-- START Dataset entries --

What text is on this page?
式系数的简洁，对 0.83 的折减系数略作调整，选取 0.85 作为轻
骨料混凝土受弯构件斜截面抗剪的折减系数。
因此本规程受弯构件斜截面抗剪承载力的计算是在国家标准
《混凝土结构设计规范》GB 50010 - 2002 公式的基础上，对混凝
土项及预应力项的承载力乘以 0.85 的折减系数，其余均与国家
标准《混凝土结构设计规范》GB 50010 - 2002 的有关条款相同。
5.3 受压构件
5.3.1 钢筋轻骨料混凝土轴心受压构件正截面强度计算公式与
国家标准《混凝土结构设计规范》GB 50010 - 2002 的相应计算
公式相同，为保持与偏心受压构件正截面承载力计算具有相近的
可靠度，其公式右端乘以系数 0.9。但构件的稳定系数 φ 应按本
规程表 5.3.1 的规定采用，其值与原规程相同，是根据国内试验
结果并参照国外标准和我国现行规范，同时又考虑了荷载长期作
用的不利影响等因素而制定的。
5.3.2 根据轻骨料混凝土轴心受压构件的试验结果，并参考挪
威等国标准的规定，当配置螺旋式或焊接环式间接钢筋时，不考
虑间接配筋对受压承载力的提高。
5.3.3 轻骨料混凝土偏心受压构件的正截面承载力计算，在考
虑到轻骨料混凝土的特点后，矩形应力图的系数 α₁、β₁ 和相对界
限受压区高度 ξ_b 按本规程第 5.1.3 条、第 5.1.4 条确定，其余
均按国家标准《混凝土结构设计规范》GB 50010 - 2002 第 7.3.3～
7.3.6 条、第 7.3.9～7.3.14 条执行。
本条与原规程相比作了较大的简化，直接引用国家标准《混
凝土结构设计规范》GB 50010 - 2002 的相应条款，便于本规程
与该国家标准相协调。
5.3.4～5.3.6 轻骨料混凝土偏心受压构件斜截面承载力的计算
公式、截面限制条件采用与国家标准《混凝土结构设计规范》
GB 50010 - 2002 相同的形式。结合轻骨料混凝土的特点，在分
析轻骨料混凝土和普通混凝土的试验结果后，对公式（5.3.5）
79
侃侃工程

-- END Dataset entries --

= Required work =
Copy each line of the records containing the string "混凝土结构设计规范".

= Answer to the problem =
《混凝土结构设计规范》GB 50010 - 2002 公式的基础上，对混凝
标准《混凝土结构设计规范》GB 50010 - 2002 的有关条款相同。
国家标准《混凝土结构设计规范》GB 50010 - 2002 的相应计算
均按国家标准《混凝土结构设计规范》GB 50010 - 2002 第 7.3.3～
公式、截面限制条件采用与国家标准《混凝土结构设计规范》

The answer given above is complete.